--- start Data excerpts ---

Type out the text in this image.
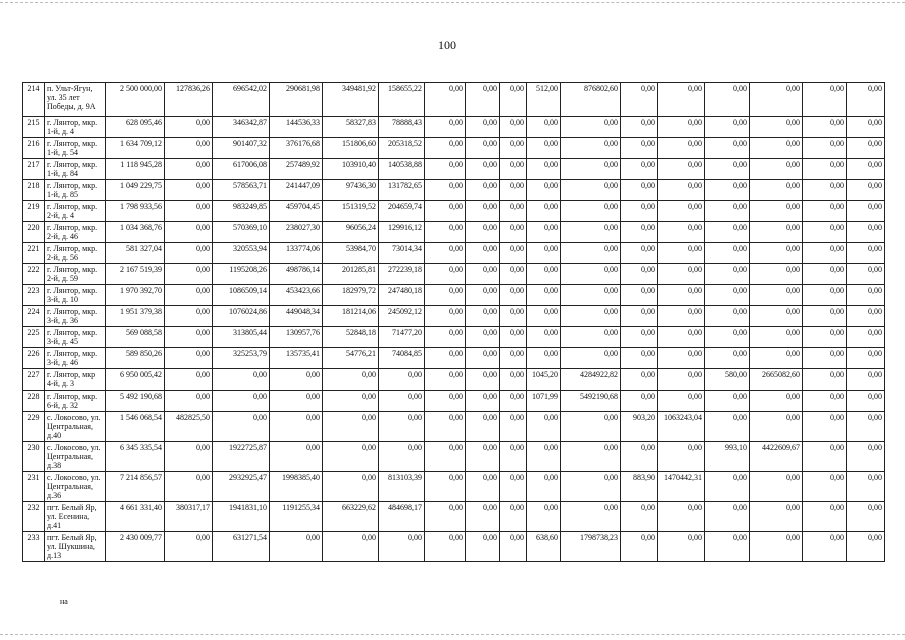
100
214	п. Ульт-Ягун, ул. 35 лет Победы, д. 9А	2 500 000,00	127836,26	696542,02	290681,98	349481,92	158655,22	0,00	0,00	0,00	512,00	876802,60	0,00	0,00	0,00	0,00	0,00	0,00
215	г. Лянтор, мкр. 1-й, д. 4	628 095,46	0,00	346342,87	144536,33	58327,83	78888,43	0,00	0,00	0,00	0,00	0,00	0,00	0,00	0,00	0,00	0,00	0,00
216	г. Лянтор, мкр. 1-й, д. 54	1 634 709,12	0,00	901407,32	376176,68	151806,60	205318,52	0,00	0,00	0,00	0,00	0,00	0,00	0,00	0,00	0,00	0,00	0,00
217	г. Лянтор, мкр. 1-й, д. 84	1 118 945,28	0,00	617006,08	257489,92	103910,40	140538,88	0,00	0,00	0,00	0,00	0,00	0,00	0,00	0,00	0,00	0,00	0,00
218	г. Лянтор, мкр. 1-й, д. 85	1 049 229,75	0,00	578563,71	241447,09	97436,30	131782,65	0,00	0,00	0,00	0,00	0,00	0,00	0,00	0,00	0,00	0,00	0,00
219	г. Лянтор, мкр. 2-й, д. 4	1 798 933,56	0,00	983249,85	459704,45	151319,52	204659,74	0,00	0,00	0,00	0,00	0,00	0,00	0,00	0,00	0,00	0,00	0,00
220	г. Лянтор, мкр. 2-й, д. 46	1 034 368,76	0,00	570369,10	238027,30	96056,24	129916,12	0,00	0,00	0,00	0,00	0,00	0,00	0,00	0,00	0,00	0,00	0,00
221	г. Лянтор, мкр. 2-й, д. 56	581 327,04	0,00	320553,94	133774,06	53984,70	73014,34	0,00	0,00	0,00	0,00	0,00	0,00	0,00	0,00	0,00	0,00	0,00
222	г. Лянтор, мкр. 2-й, д. 59	2 167 519,39	0,00	1195208,26	498786,14	201285,81	272239,18	0,00	0,00	0,00	0,00	0,00	0,00	0,00	0,00	0,00	0,00	0,00
223	г. Лянтор, мкр. 3-й, д. 10	1 970 392,70	0,00	1086509,14	453423,66	182979,72	247480,18	0,00	0,00	0,00	0,00	0,00	0,00	0,00	0,00	0,00	0,00	0,00
224	г. Лянтор, мкр. 3-й, д. 36	1 951 379,38	0,00	1076024,86	449048,34	181214,06	245092,12	0,00	0,00	0,00	0,00	0,00	0,00	0,00	0,00	0,00	0,00	0,00
225	г. Лянтор, мкр. 3-й, д. 45	569 088,58	0,00	313805,44	130957,76	52848,18	71477,20	0,00	0,00	0,00	0,00	0,00	0,00	0,00	0,00	0,00	0,00	0,00
226	г. Лянтор, мкр. 3-й, д. 46	589 850,26	0,00	325253,79	135735,41	54776,21	74084,85	0,00	0,00	0,00	0,00	0,00	0,00	0,00	0,00	0,00	0,00	0,00
227	г. Лянтор, мкр 4-й, д. 3	6 950 005,42	0,00	0,00	0,00	0,00	0,00	0,00	0,00	0,00	1045,20	4284922,82	0,00	0,00	580,00	2665082,60	0,00	0,00
228	г. Лянтор, мкр. 6-й, д. 32	5 492 190,68	0,00	0,00	0,00	0,00	0,00	0,00	0,00	0,00	1071,99	5492190,68	0,00	0,00	0,00	0,00	0,00	0,00
229	с. Локосово, ул. Центральная, д.40	1 546 068,54	482825,50	0,00	0,00	0,00	0,00	0,00	0,00	0,00	0,00	0,00	903,20	1063243,04	0,00	0,00	0,00	0,00
230	с. Локосово, ул. Центральная, д.38	6 345 335,54	0,00	1922725,87	0,00	0,00	0,00	0,00	0,00	0,00	0,00	0,00	0,00	0,00	993,10	4422609,67	0,00	0,00
231	с. Локосово, ул. Центральная, д.36	7 214 856,57	0,00	2932925,47	1998385,40	0,00	813103,39	0,00	0,00	0,00	0,00	0,00	883,90	1470442,31	0,00	0,00	0,00	0,00
232	пгт. Белый Яр, ул. Есенина, д.41	4 661 331,40	380317,17	1941831,10	1191255,34	663229,62	484698,17	0,00	0,00	0,00	0,00	0,00	0,00	0,00	0,00	0,00	0,00	0,00
233	пгт. Белый Яр, ул. Шукшина, д.13	2 430 009,77	0,00	631271,54	0,00	0,00	0,00	0,00	0,00	0,00	638,60	1798738,23	0,00	0,00	0,00	0,00	0,00	0,00
на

--- end Data excerpts ---

**Written exercise**
Pick out all the lines with the word "Центральная" in them and copy them.

**Response to the exercise**
229	с. Локосово, ул. Центральная, д.40	1 546 068,54	482825,50	0,00	0,00	0,00	0,00	0,00	0,00	0,00	0,00	0,00	903,20	1063243,04	0,00	0,00	0,00	0,00
230	с. Локосово, ул. Центральная, д.38	6 345 335,54	0,00	1922725,87	0,00	0,00	0,00	0,00	0,00	0,00	0,00	0,00	0,00	0,00	993,10	4422609,67	0,00	0,00
231	с. Локосово, ул. Центральная, д.36	7 214 856,57	0,00	2932925,47	1998385,40	0,00	813103,39	0,00	0,00	0,00	0,00	0,00	883,90	1470442,31	0,00	0,00	0,00	0,00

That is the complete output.